Task details:
Copy all the entries below exactly, but not the pictures.

Supplied entries:
+--

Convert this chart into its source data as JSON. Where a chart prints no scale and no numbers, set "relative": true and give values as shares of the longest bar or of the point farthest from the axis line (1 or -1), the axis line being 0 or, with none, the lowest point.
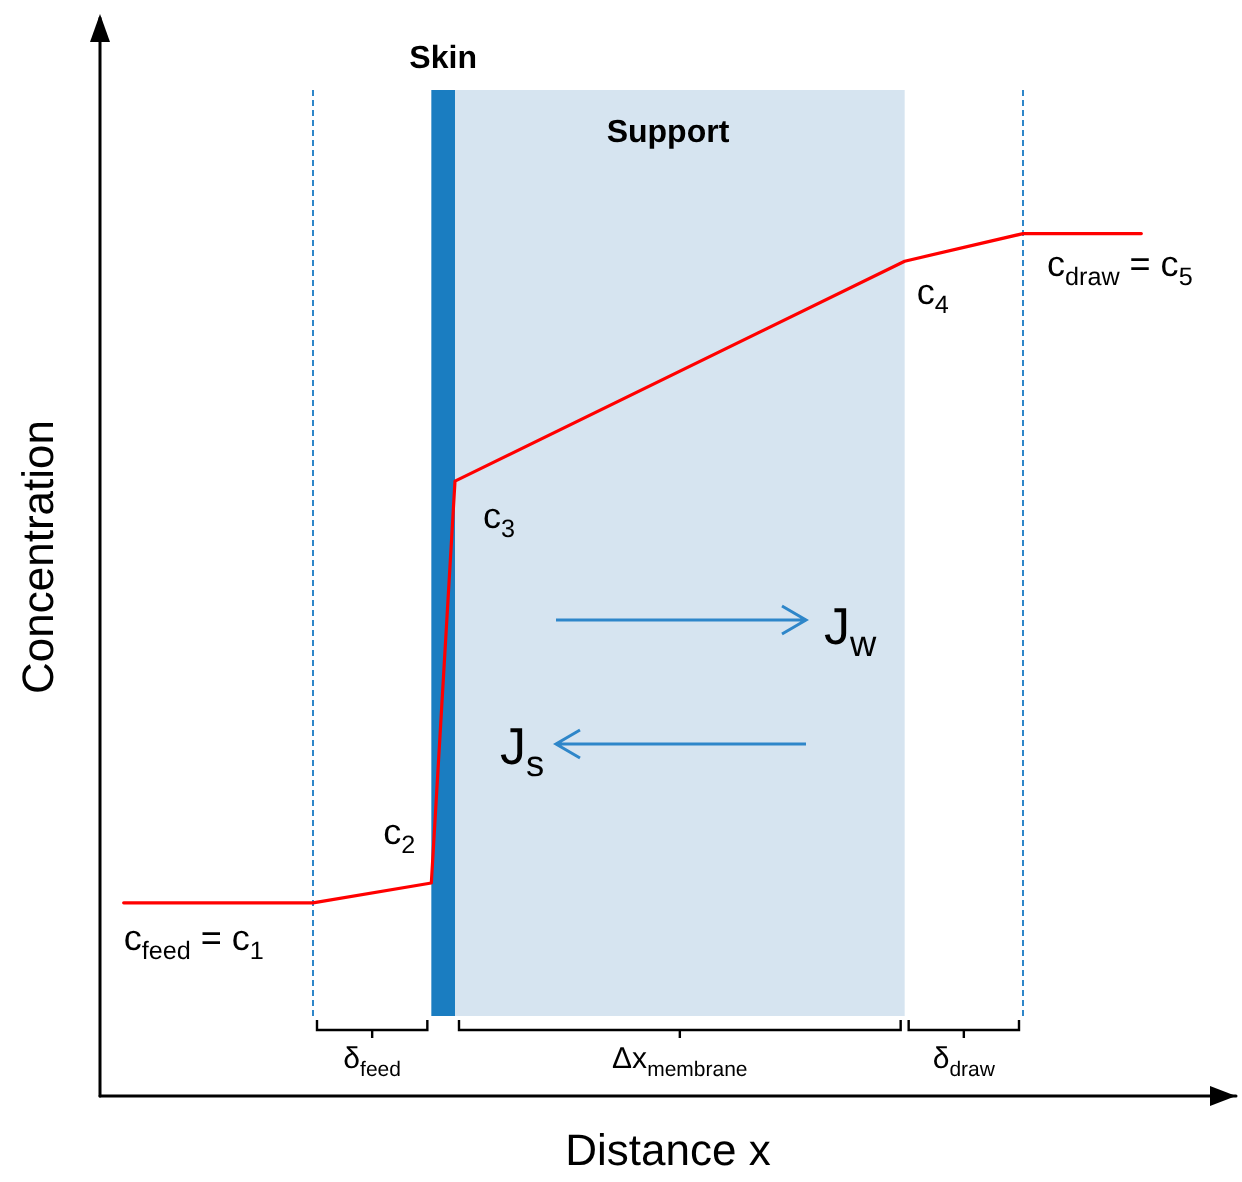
{
  "chart_data": {
    "type": "line",
    "relative": true,
    "xlabel": "Distance x",
    "ylabel": "Concentration",
    "categories": [
      null,
      null,
      null,
      null,
      null,
      null,
      null,
      null,
      null,
      null,
      null,
      null,
      null,
      null,
      null,
      null,
      null,
      null,
      null,
      null,
      null,
      null,
      null,
      null,
      null,
      null,
      null,
      null,
      null,
      null,
      null,
      null,
      null,
      null,
      null,
      null,
      null,
      null,
      null,
      null,
      null,
      null,
      null,
      null,
      null,
      null,
      null,
      null,
      null
    ],
    "series": [
      {
        "color": "#ff0000",
        "values": [
          null,
          0.224,
          null,
          null,
          null,
          null,
          null,
          null,
          null,
          0.224,
          null,
          null,
          null,
          null,
          0.247,
          0.713,
          null,
          null,
          null,
          null,
          null,
          null,
          null,
          null,
          null,
          null,
          null,
          null,
          null,
          null,
          null,
          null,
          null,
          null,
          0.968,
          null,
          null,
          null,
          null,
          1,
          null,
          null,
          null,
          null,
          1,
          null,
          null,
          null,
          null
        ]
      }
    ],
    "marker": "none",
    "line_style": "solid",
    "annotations": [
      "c$_{feed}$ = c$_{1}$",
      "c$_{2}$",
      "c$_{3}$",
      "c$_{4}$",
      "c$_{draw}$ = c$_{5}$",
      "δ$_{feed}$",
      "Δx$_{membrane}$",
      "δ$_{draw}$",
      "J$_{w}$",
      "J$_{s}$",
      "Skin",
      "Support"
    ]
  }
}
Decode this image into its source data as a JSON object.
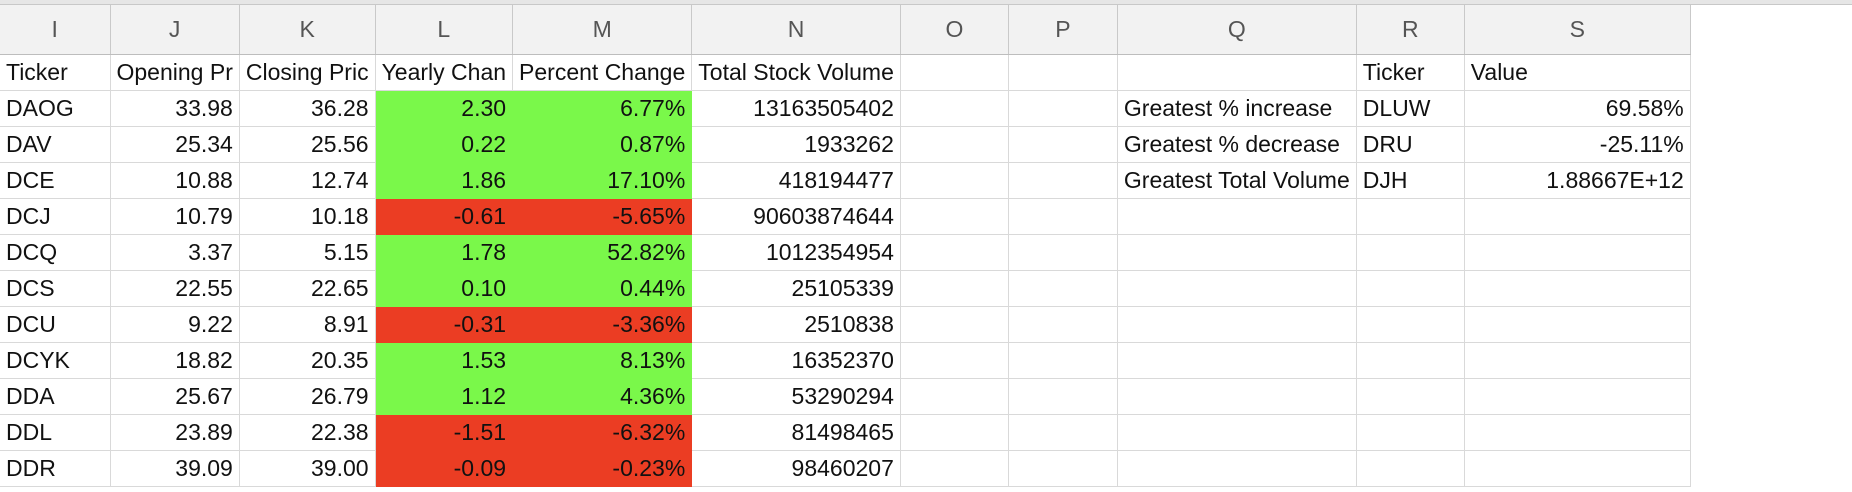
{
  "columns": [
    "I",
    "J",
    "K",
    "L",
    "M",
    "N",
    "O",
    "P",
    "Q",
    "R",
    "S"
  ],
  "header_row": {
    "ticker": "Ticker",
    "opening": "Opening Pr",
    "closing": "Closing Pric",
    "yearly": "Yearly Chan",
    "percent": "Percent Change",
    "volume": "Total Stock Volume",
    "summary_ticker": "Ticker",
    "summary_value": "Value"
  },
  "rows": [
    {
      "ticker": "DAOG",
      "open": "33.98",
      "close": "36.28",
      "yearly": "2.30",
      "percent": "6.77%",
      "volume": "13163505402",
      "status": "positive"
    },
    {
      "ticker": "DAV",
      "open": "25.34",
      "close": "25.56",
      "yearly": "0.22",
      "percent": "0.87%",
      "volume": "1933262",
      "status": "positive"
    },
    {
      "ticker": "DCE",
      "open": "10.88",
      "close": "12.74",
      "yearly": "1.86",
      "percent": "17.10%",
      "volume": "418194477",
      "status": "positive"
    },
    {
      "ticker": "DCJ",
      "open": "10.79",
      "close": "10.18",
      "yearly": "-0.61",
      "percent": "-5.65%",
      "volume": "90603874644",
      "status": "negative"
    },
    {
      "ticker": "DCQ",
      "open": "3.37",
      "close": "5.15",
      "yearly": "1.78",
      "percent": "52.82%",
      "volume": "1012354954",
      "status": "positive"
    },
    {
      "ticker": "DCS",
      "open": "22.55",
      "close": "22.65",
      "yearly": "0.10",
      "percent": "0.44%",
      "volume": "25105339",
      "status": "positive"
    },
    {
      "ticker": "DCU",
      "open": "9.22",
      "close": "8.91",
      "yearly": "-0.31",
      "percent": "-3.36%",
      "volume": "2510838",
      "status": "negative"
    },
    {
      "ticker": "DCYK",
      "open": "18.82",
      "close": "20.35",
      "yearly": "1.53",
      "percent": "8.13%",
      "volume": "16352370",
      "status": "positive"
    },
    {
      "ticker": "DDA",
      "open": "25.67",
      "close": "26.79",
      "yearly": "1.12",
      "percent": "4.36%",
      "volume": "53290294",
      "status": "positive"
    },
    {
      "ticker": "DDL",
      "open": "23.89",
      "close": "22.38",
      "yearly": "-1.51",
      "percent": "-6.32%",
      "volume": "81498465",
      "status": "negative"
    },
    {
      "ticker": "DDR",
      "open": "39.09",
      "close": "39.00",
      "yearly": "-0.09",
      "percent": "-0.23%",
      "volume": "98460207",
      "status": "negative"
    }
  ],
  "summary": [
    {
      "label": "Greatest % increase",
      "ticker": "DLUW",
      "value": "69.58%"
    },
    {
      "label": "Greatest % decrease",
      "ticker": "DRU",
      "value": "-25.11%"
    },
    {
      "label": "Greatest Total Volume",
      "ticker": "DJH",
      "value": "1.88667E+12"
    }
  ],
  "colors": {
    "positive": "#7af84a",
    "negative": "#eb3d23"
  }
}
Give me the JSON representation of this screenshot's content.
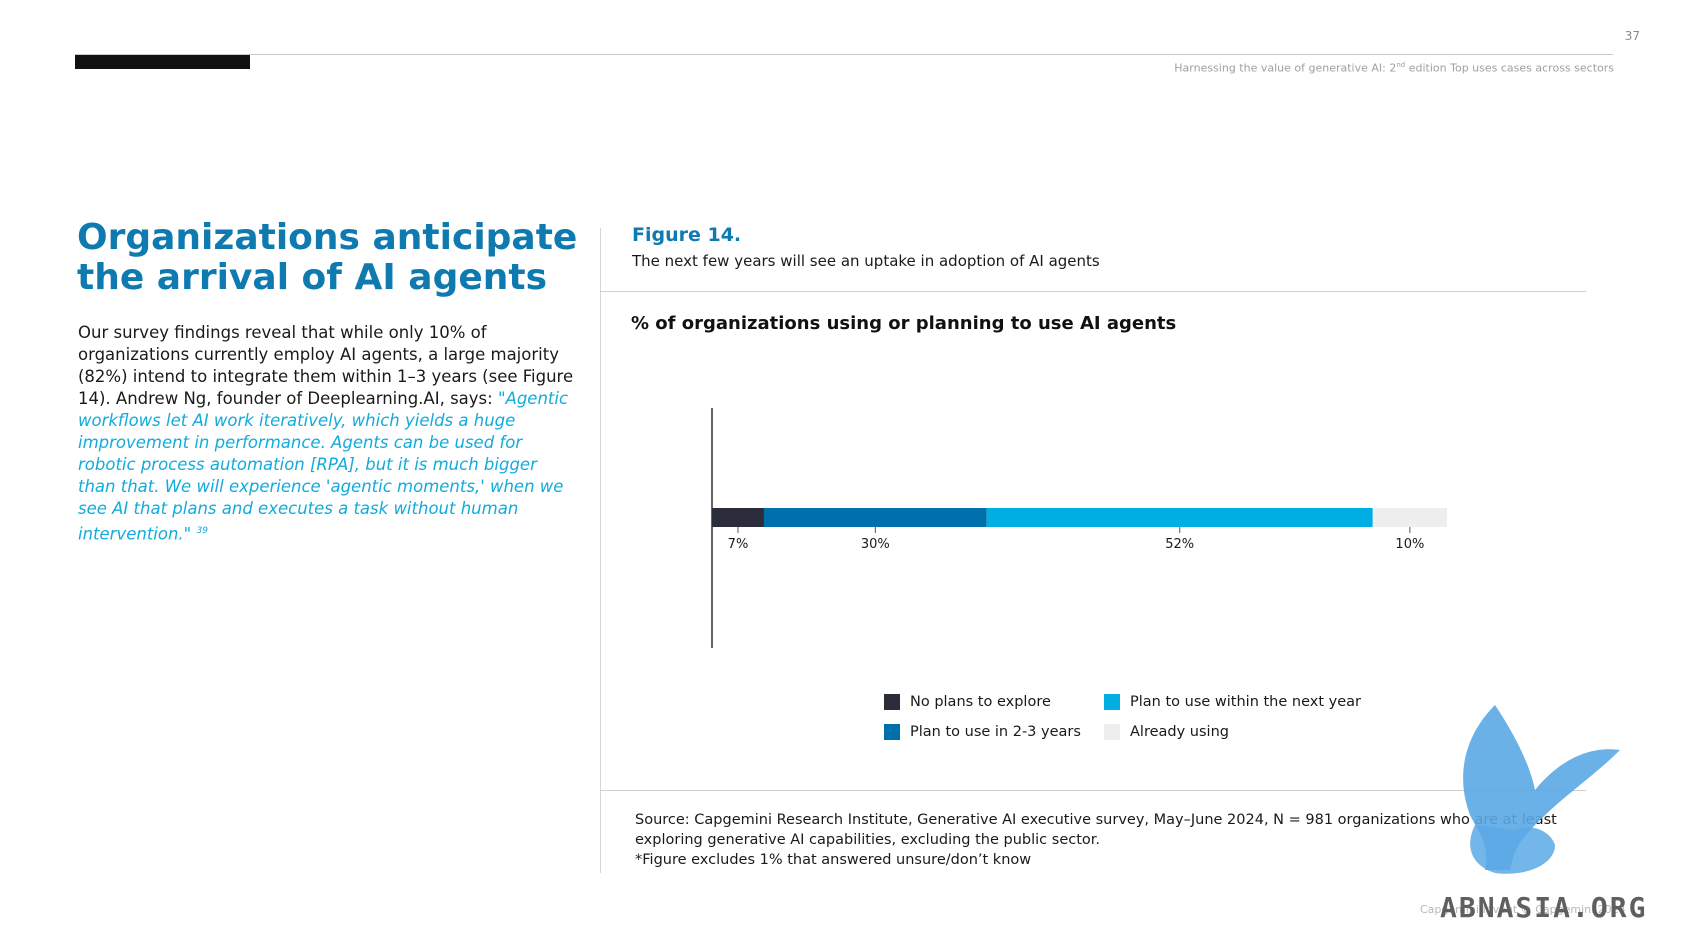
{
  "header": {
    "page_number": "37",
    "running_head_pre": "Harnessing the value of generative AI: 2",
    "running_head_sup": "nd",
    "running_head_post": " edition Top uses cases across sectors"
  },
  "left": {
    "title": "Organizations anticipate the arrival of AI agents",
    "body": "Our survey findings reveal that while only 10% of organizations currently employ AI agents, a large majority (82%) intend to integrate them within 1–3 years (see Figure 14). Andrew Ng, founder of Deeplearning.AI, says: ",
    "quote": "\"Agentic workflows let AI work iteratively, which yields a huge improvement in performance. Agents can be used for robotic process automation [RPA], but it is much bigger than that. We will experience 'agentic moments,' when we see AI that plans and executes a task without human intervention.\"",
    "footnote": "39"
  },
  "figure": {
    "label": "Figure 14.",
    "caption": "The next few years will see an uptake in adoption of AI agents"
  },
  "chart_data": {
    "type": "bar",
    "orientation": "horizontal",
    "stacked": true,
    "title": "% of organizations using or planning to use AI agents",
    "categories": [
      ""
    ],
    "xlim": [
      0,
      100
    ],
    "grid": false,
    "legend_position": "bottom",
    "series": [
      {
        "name": "No plans to explore",
        "values": [
          7
        ],
        "label": "7%",
        "color": "#2b2d3a"
      },
      {
        "name": "Plan to use in 2-3 years",
        "values": [
          30
        ],
        "label": "30%",
        "color": "#0070ad"
      },
      {
        "name": "Plan to use within the next year",
        "values": [
          52
        ],
        "label": "52%",
        "color": "#00aee3"
      },
      {
        "name": "Already using",
        "values": [
          10
        ],
        "label": "10%",
        "color": "#eeeeee"
      }
    ]
  },
  "source": {
    "line1": "Source: Capgemini Research Institute, Generative AI executive survey, May–June 2024, N = 981 organizations who are at least exploring generative AI capabilities, excluding the public sector.",
    "line2": "*Figure excludes 1% that answered unsure/don’t know"
  },
  "watermark": {
    "text": "ABNASIA.ORG"
  },
  "footer": {
    "copyright": "Capgemini Invent © Capgemini 2024"
  }
}
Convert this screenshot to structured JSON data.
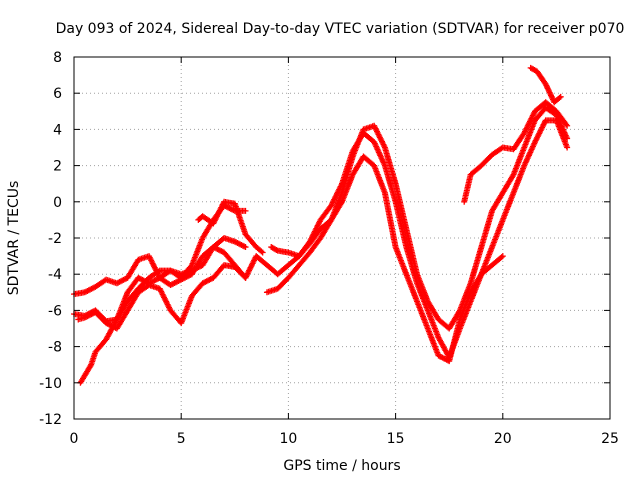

+--

Worked solution:
Convert this chart into its source data as JSON. Where a chart prints no scale and no numbers, set "relative": true and give values as shares of the longest bar or of the point farthest from the axis line (1 or -1), the axis line being 0 or, with none, the lowest point.
{
  "chart_data": {
    "type": "line",
    "relative": true,
    "xlabel": "Distance x",
    "ylabel": "Concentration",
    "categories": [
      null,
      null,
      null,
      null,
      null,
      null,
      null,
      null,
      null,
      null,
      null,
      null,
      null,
      null,
      null,
      null,
      null,
      null,
      null,
      null,
      null,
      null,
      null,
      null,
      null,
      null,
      null,
      null,
      null,
      null,
      null,
      null,
      null,
      null,
      null,
      null,
      null,
      null,
      null,
      null,
      null,
      null,
      null,
      null,
      null,
      null,
      null,
      null,
      null
    ],
    "series": [
      {
        "color": "#ff0000",
        "values": [
          null,
          0.224,
          null,
          null,
          null,
          null,
          null,
          null,
          null,
          0.224,
          null,
          null,
          null,
          null,
          0.247,
          0.713,
          null,
          null,
          null,
          null,
          null,
          null,
          null,
          null,
          null,
          null,
          null,
          null,
          null,
          null,
          null,
          null,
          null,
          null,
          0.968,
          null,
          null,
          null,
          null,
          1,
          null,
          null,
          null,
          null,
          1,
          null,
          null,
          null,
          null
        ]
      }
    ],
    "marker": "none",
    "line_style": "solid",
    "annotations": [
      "c$_{feed}$ = c$_{1}$",
      "c$_{2}$",
      "c$_{3}$",
      "c$_{4}$",
      "c$_{draw}$ = c$_{5}$",
      "δ$_{feed}$",
      "Δx$_{membrane}$",
      "δ$_{draw}$",
      "J$_{w}$",
      "J$_{s}$",
      "Skin",
      "Support"
    ]
  }
}
Decode this image into its source data as a JSON object.
{
  "columns": [
    "I",
    "J",
    "K",
    "L",
    "M",
    "N",
    "O",
    "P",
    "Q",
    "R",
    "S"
  ],
  "header_row": {
    "ticker": "Ticker",
    "opening": "Opening Pr",
    "closing": "Closing Pric",
    "yearly": "Yearly Chan",
    "percent": "Percent Change",
    "volume": "Total Stock Volume",
    "summary_ticker": "Ticker",
    "summary_value": "Value"
  },
  "rows": [
    {
      "ticker": "DAOG",
      "open": "33.98",
      "close": "36.28",
      "yearly": "2.30",
      "percent": "6.77%",
      "volume": "13163505402",
      "status": "positive"
    },
    {
      "ticker": "DAV",
      "open": "25.34",
      "close": "25.56",
      "yearly": "0.22",
      "percent": "0.87%",
      "volume": "1933262",
      "status": "positive"
    },
    {
      "ticker": "DCE",
      "open": "10.88",
      "close": "12.74",
      "yearly": "1.86",
      "percent": "17.10%",
      "volume": "418194477",
      "status": "positive"
    },
    {
      "ticker": "DCJ",
      "open": "10.79",
      "close": "10.18",
      "yearly": "-0.61",
      "percent": "-5.65%",
      "volume": "90603874644",
      "status": "negative"
    },
    {
      "ticker": "DCQ",
      "open": "3.37",
      "close": "5.15",
      "yearly": "1.78",
      "percent": "52.82%",
      "volume": "1012354954",
      "status": "positive"
    },
    {
      "ticker": "DCS",
      "open": "22.55",
      "close": "22.65",
      "yearly": "0.10",
      "percent": "0.44%",
      "volume": "25105339",
      "status": "positive"
    },
    {
      "ticker": "DCU",
      "open": "9.22",
      "close": "8.91",
      "yearly": "-0.31",
      "percent": "-3.36%",
      "volume": "2510838",
      "status": "negative"
    },
    {
      "ticker": "DCYK",
      "open": "18.82",
      "close": "20.35",
      "yearly": "1.53",
      "percent": "8.13%",
      "volume": "16352370",
      "status": "positive"
    },
    {
      "ticker": "DDA",
      "open": "25.67",
      "close": "26.79",
      "yearly": "1.12",
      "percent": "4.36%",
      "volume": "53290294",
      "status": "positive"
    },
    {
      "ticker": "DDL",
      "open": "23.89",
      "close": "22.38",
      "yearly": "-1.51",
      "percent": "-6.32%",
      "volume": "81498465",
      "status": "negative"
    },
    {
      "ticker": "DDR",
      "open": "39.09",
      "close": "39.00",
      "yearly": "-0.09",
      "percent": "-0.23%",
      "volume": "98460207",
      "status": "negative"
    }
  ],
  "summary": [
    {
      "label": "Greatest % increase",
      "ticker": "DLUW",
      "value": "69.58%"
    },
    {
      "label": "Greatest % decrease",
      "ticker": "DRU",
      "value": "-25.11%"
    },
    {
      "label": "Greatest Total Volume",
      "ticker": "DJH",
      "value": "1.88667E+12"
    }
  ],
  "colors": {
    "positive": "#7af84a",
    "negative": "#eb3d23"
  }
}
Give me the JSON representation of this screenshot's content.
{
  "header": {
    "page_number": "37",
    "running_head_pre": "Harnessing the value of generative AI: 2",
    "running_head_sup": "nd",
    "running_head_post": " edition Top uses cases across sectors"
  },
  "left": {
    "title": "Organizations anticipate the arrival of AI agents",
    "body": "Our survey findings reveal that while only 10% of organizations currently employ AI agents, a large majority (82%) intend to integrate them within 1–3 years (see Figure 14). Andrew Ng, founder of Deeplearning.AI, says: ",
    "quote": "\"Agentic workflows let AI work iteratively, which yields a huge improvement in performance. Agents can be used for robotic process automation [RPA], but it is much bigger than that. We will experience 'agentic moments,' when we see AI that plans and executes a task without human intervention.\"",
    "footnote": "39"
  },
  "figure": {
    "label": "Figure 14.",
    "caption": "The next few years will see an uptake in adoption of AI agents"
  },
  "chart_data": {
    "type": "bar",
    "orientation": "horizontal",
    "stacked": true,
    "title": "% of organizations using or planning to use AI agents",
    "categories": [
      ""
    ],
    "xlim": [
      0,
      100
    ],
    "grid": false,
    "legend_position": "bottom",
    "series": [
      {
        "name": "No plans to explore",
        "values": [
          7
        ],
        "label": "7%",
        "color": "#2b2d3a"
      },
      {
        "name": "Plan to use in 2-3 years",
        "values": [
          30
        ],
        "label": "30%",
        "color": "#0070ad"
      },
      {
        "name": "Plan to use within the next year",
        "values": [
          52
        ],
        "label": "52%",
        "color": "#00aee3"
      },
      {
        "name": "Already using",
        "values": [
          10
        ],
        "label": "10%",
        "color": "#eeeeee"
      }
    ]
  },
  "source": {
    "line1": "Source: Capgemini Research Institute, Generative AI executive survey, May–June 2024, N = 981 organizations who are at least exploring generative AI capabilities, excluding the public sector.",
    "line2": "*Figure excludes 1% that answered unsure/don’t know"
  },
  "watermark": {
    "text": "ABNASIA.ORG"
  },
  "footer": {
    "copyright": "Capgemini Invent © Capgemini 2024"
  }
}
Convert this screenshot to structured JSON data.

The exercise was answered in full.